◆ Instructions to follow
Only a number is wanted: how many lines in these records contain the word "documentary"?

◆ Provided records

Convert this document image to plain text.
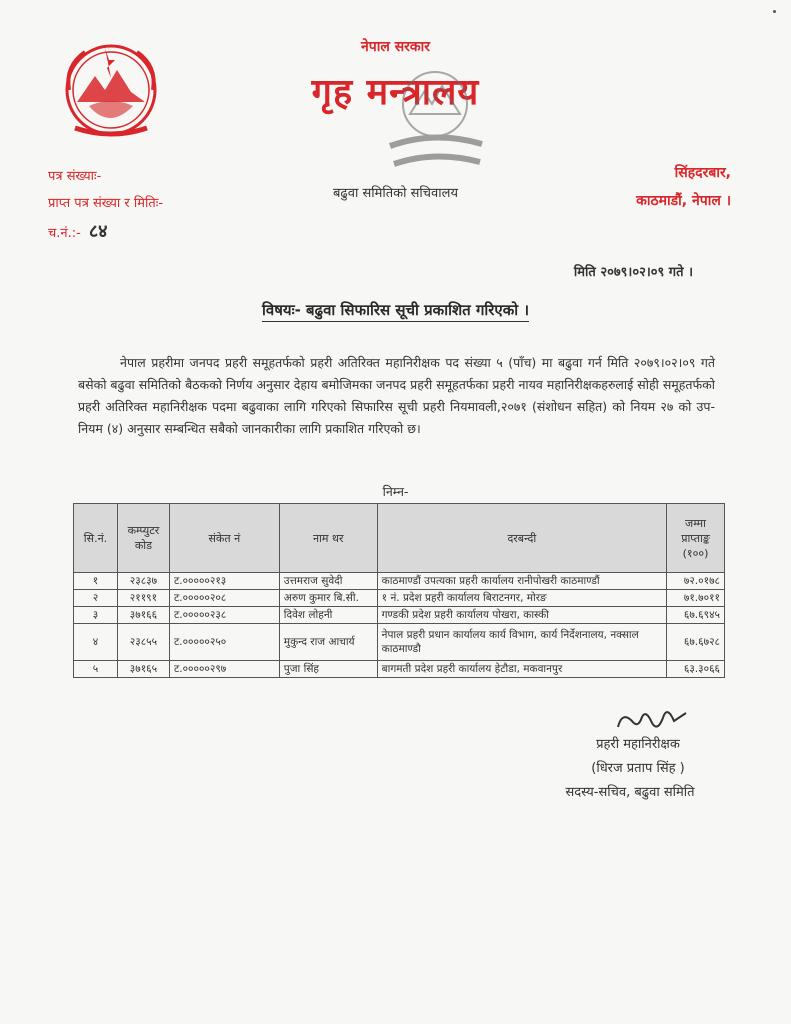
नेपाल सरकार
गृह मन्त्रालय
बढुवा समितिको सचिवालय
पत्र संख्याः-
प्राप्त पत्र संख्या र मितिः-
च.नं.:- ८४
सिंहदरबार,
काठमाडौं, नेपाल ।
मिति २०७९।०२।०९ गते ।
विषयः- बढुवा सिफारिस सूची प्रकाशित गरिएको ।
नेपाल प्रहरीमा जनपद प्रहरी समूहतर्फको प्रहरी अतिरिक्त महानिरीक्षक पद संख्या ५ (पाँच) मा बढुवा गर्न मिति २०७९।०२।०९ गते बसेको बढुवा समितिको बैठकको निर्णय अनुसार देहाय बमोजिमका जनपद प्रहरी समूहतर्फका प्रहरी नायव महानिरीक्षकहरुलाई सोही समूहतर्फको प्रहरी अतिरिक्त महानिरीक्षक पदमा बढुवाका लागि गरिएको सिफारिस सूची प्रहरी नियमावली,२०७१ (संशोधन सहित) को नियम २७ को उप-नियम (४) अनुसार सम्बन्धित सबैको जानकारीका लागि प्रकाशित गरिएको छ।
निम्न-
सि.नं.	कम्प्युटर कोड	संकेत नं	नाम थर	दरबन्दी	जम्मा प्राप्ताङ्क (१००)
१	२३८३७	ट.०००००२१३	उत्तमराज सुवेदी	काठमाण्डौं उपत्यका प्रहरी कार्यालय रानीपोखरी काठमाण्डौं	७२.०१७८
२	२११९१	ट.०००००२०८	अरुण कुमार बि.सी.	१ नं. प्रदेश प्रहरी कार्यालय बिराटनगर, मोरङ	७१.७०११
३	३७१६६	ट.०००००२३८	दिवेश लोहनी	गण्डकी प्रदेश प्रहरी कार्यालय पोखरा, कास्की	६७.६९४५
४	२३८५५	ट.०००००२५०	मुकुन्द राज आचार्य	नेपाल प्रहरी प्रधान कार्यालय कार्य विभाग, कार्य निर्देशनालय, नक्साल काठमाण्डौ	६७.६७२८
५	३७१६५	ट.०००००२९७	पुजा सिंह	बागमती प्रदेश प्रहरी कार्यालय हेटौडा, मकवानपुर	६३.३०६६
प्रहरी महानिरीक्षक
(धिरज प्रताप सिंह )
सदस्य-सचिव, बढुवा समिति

...

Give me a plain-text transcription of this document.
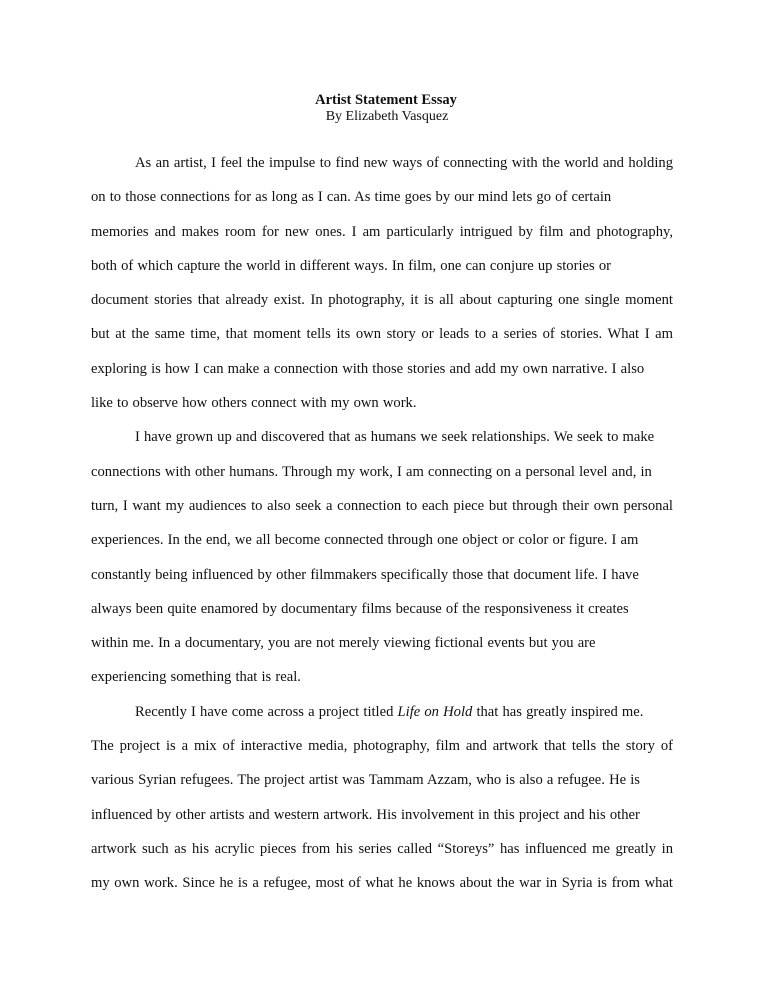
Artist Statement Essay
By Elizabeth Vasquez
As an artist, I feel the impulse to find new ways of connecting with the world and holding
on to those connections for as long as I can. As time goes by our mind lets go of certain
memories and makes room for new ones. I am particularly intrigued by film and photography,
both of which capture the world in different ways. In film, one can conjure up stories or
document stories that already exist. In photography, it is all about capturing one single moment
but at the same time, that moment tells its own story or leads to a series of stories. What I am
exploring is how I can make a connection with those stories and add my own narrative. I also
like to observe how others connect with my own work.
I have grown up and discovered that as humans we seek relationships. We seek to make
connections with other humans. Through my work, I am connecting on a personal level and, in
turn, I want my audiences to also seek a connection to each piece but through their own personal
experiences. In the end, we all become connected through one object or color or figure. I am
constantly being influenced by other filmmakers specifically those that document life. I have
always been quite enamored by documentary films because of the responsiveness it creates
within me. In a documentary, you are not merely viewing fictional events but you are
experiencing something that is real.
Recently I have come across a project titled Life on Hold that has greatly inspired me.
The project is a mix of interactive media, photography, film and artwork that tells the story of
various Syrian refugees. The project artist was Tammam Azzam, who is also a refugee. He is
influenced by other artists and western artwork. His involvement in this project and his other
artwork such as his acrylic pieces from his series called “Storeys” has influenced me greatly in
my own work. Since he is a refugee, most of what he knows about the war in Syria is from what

◆ The output
2